**Written request**.
Return all of the data exactly as written, without the pictures.

Figure record listings:
----------------------------------------

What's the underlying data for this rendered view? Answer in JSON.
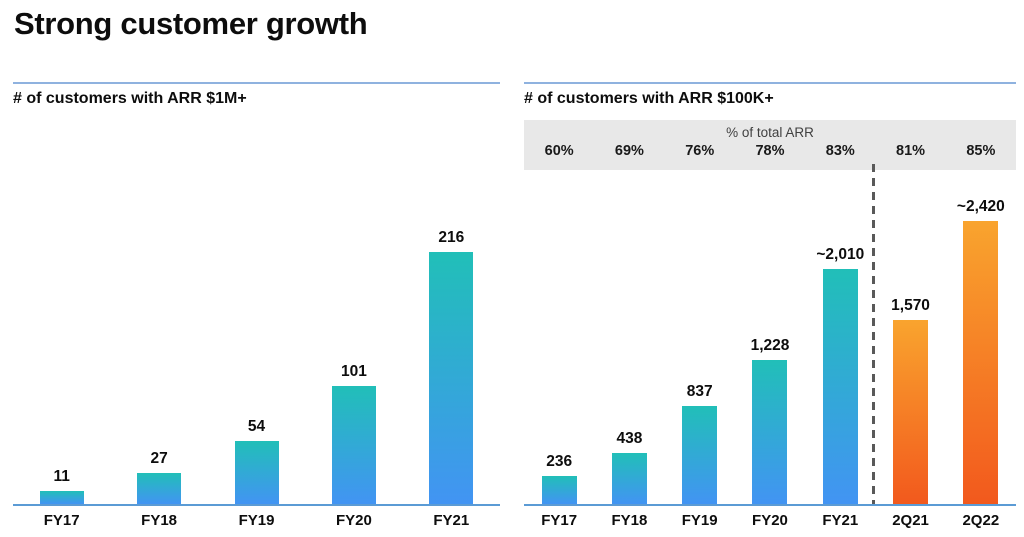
{
  "slide": {
    "title": "Strong customer growth"
  },
  "colors": {
    "teal_gradient_top": "#21bfb8",
    "blue_gradient_bottom": "#4294f3",
    "orange_gradient_top": "#f9a42e",
    "orange_gradient_bottom": "#f2591d",
    "header_rule": "#8fb2df",
    "axis_line": "#5b9bd5",
    "band_background": "#e8e8e8",
    "divider_dash": "#595959"
  },
  "chart_data": [
    {
      "type": "bar",
      "title": "# of customers with ARR $1M+",
      "categories": [
        "FY17",
        "FY18",
        "FY19",
        "FY20",
        "FY21"
      ],
      "values": [
        11,
        27,
        54,
        101,
        216
      ],
      "data_labels": [
        "11",
        "27",
        "54",
        "101",
        "216"
      ],
      "bar_styles": [
        "teal",
        "teal",
        "teal",
        "teal",
        "teal"
      ],
      "xlabel": "",
      "ylabel": "",
      "ylim": [
        0,
        216
      ],
      "grid": false,
      "legend": false
    },
    {
      "type": "bar",
      "title": "# of customers with ARR $100K+",
      "band": {
        "title": "% of total ARR",
        "values": [
          "60%",
          "69%",
          "76%",
          "78%",
          "83%",
          "81%",
          "85%"
        ]
      },
      "categories": [
        "FY17",
        "FY18",
        "FY19",
        "FY20",
        "FY21",
        "2Q21",
        "2Q22"
      ],
      "values": [
        236,
        438,
        837,
        1228,
        2010,
        1570,
        2420
      ],
      "data_labels": [
        "236",
        "438",
        "837",
        "1,228",
        "~2,010",
        "1,570",
        "~2,420"
      ],
      "bar_styles": [
        "teal",
        "teal",
        "teal",
        "teal",
        "teal",
        "orange",
        "orange"
      ],
      "divider_after": "FY21",
      "xlabel": "",
      "ylabel": "",
      "ylim": [
        0,
        2420
      ],
      "grid": false,
      "legend": false
    }
  ]
}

----------------------------------------

**Written reply**.
What's the underlying data for this rendered view? Answer in JSON.
{
  "slide": {
    "title": "Strong customer growth"
  },
  "colors": {
    "teal_gradient_top": "#21bfb8",
    "blue_gradient_bottom": "#4294f3",
    "orange_gradient_top": "#f9a42e",
    "orange_gradient_bottom": "#f2591d",
    "header_rule": "#8fb2df",
    "axis_line": "#5b9bd5",
    "band_background": "#e8e8e8",
    "divider_dash": "#595959"
  },
  "chart_data": [
    {
      "type": "bar",
      "title": "# of customers with ARR $1M+",
      "categories": [
        "FY17",
        "FY18",
        "FY19",
        "FY20",
        "FY21"
      ],
      "values": [
        11,
        27,
        54,
        101,
        216
      ],
      "data_labels": [
        "11",
        "27",
        "54",
        "101",
        "216"
      ],
      "bar_styles": [
        "teal",
        "teal",
        "teal",
        "teal",
        "teal"
      ],
      "xlabel": "",
      "ylabel": "",
      "ylim": [
        0,
        216
      ],
      "grid": false,
      "legend": false
    },
    {
      "type": "bar",
      "title": "# of customers with ARR $100K+",
      "band": {
        "title": "% of total ARR",
        "values": [
          "60%",
          "69%",
          "76%",
          "78%",
          "83%",
          "81%",
          "85%"
        ]
      },
      "categories": [
        "FY17",
        "FY18",
        "FY19",
        "FY20",
        "FY21",
        "2Q21",
        "2Q22"
      ],
      "values": [
        236,
        438,
        837,
        1228,
        2010,
        1570,
        2420
      ],
      "data_labels": [
        "236",
        "438",
        "837",
        "1,228",
        "~2,010",
        "1,570",
        "~2,420"
      ],
      "bar_styles": [
        "teal",
        "teal",
        "teal",
        "teal",
        "teal",
        "orange",
        "orange"
      ],
      "divider_after": "FY21",
      "xlabel": "",
      "ylabel": "",
      "ylim": [
        0,
        2420
      ],
      "grid": false,
      "legend": false
    }
  ]
}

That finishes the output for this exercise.